0

I need to speed up downloading a large file and I'm using multiple connections for that. I'm using a single goroutine with access to disk and it receives data from multiple goroutines using a channel, as I was advised here.

    file, _ := os.Create(filename)
    down.destination = file
    for info := range down.copyInfo {
        down.destination.Seek(info.start, 0)
        io.CopyN(down.destination, info.from, info.length)
        }
    }

The problem is, seeking, when used repeatedly, on a large file, seems to make the operation slower. When info.length is larger, it has to seek less number of times, and it seems to do the job faster. But I need to make info.length smaller. Is there a way to make seeking faster? Or should I just download each part to separate temp files and concatenate them at last?

▶ [JOB 1] In the entries below, repeat the lines from the line with "chart-title: Cantidad de" to the line with "y-tick-label-30: 30 (7, 453, 33, 479)".

▶ [INPUT ROWS]
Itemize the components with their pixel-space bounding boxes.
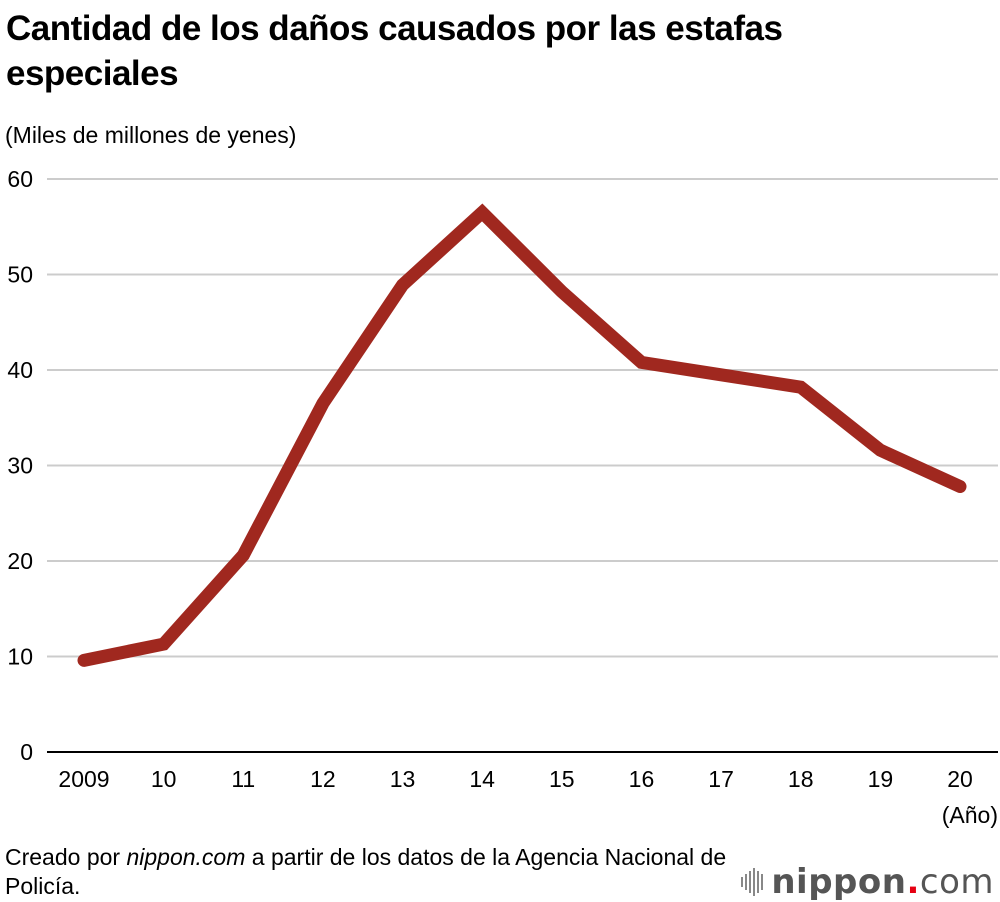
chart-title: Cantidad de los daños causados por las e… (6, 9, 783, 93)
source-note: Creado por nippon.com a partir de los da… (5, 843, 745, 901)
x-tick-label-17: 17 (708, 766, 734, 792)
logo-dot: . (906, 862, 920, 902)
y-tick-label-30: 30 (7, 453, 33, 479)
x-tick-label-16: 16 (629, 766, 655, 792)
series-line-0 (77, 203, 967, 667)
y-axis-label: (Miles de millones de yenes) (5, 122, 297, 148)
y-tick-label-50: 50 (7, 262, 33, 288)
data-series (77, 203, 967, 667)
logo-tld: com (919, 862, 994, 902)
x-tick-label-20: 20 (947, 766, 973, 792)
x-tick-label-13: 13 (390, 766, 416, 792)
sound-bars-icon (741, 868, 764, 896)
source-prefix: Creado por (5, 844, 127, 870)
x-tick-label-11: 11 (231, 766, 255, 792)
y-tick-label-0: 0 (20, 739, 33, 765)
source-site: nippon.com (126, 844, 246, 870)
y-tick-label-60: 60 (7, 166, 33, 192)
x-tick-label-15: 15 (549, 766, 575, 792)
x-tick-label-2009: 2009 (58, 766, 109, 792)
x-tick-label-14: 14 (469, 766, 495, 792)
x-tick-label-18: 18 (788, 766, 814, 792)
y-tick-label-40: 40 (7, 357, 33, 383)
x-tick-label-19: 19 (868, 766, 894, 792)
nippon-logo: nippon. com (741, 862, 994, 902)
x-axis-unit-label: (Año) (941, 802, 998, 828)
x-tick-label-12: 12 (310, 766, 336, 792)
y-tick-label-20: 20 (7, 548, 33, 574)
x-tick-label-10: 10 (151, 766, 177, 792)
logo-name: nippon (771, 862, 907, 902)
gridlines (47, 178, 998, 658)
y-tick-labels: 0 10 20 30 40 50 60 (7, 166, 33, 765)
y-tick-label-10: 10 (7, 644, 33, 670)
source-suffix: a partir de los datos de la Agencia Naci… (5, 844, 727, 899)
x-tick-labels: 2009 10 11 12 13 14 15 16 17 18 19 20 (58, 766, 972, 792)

▶ [JOB 2] Reproduce the forum post about slow file seeking from "file, _ := os.Create(filename)" to "them at last?".

▶ [WORKED SOLUTION 1]
chart-title: Cantidad de los daños causados por las e… (6, 9, 783, 93)
source-note: Creado por nippon.com a partir de los da… (5, 843, 745, 901)
x-tick-label-17: 17 (708, 766, 734, 792)
logo-dot: . (906, 862, 920, 902)
y-tick-label-30: 30 (7, 453, 33, 479)

▶ [WORKED SOLUTION 2]
file, _ := os.Create(filename)
    down.destination = file
    for info := range down.copyInfo {
        down.destination.Seek(info.start, 0)
        io.CopyN(down.destination, info.from, info.length)
        }
    }

The problem is, seeking, when used repeatedly, on a large file, seems to make the operation slower. When info.length is larger, it has to seek less number of times, and it seems to do the job faster. But I need to make info.length smaller. Is there a way to make seeking faster? Or should I just download each part to separate temp files and concatenate them at last?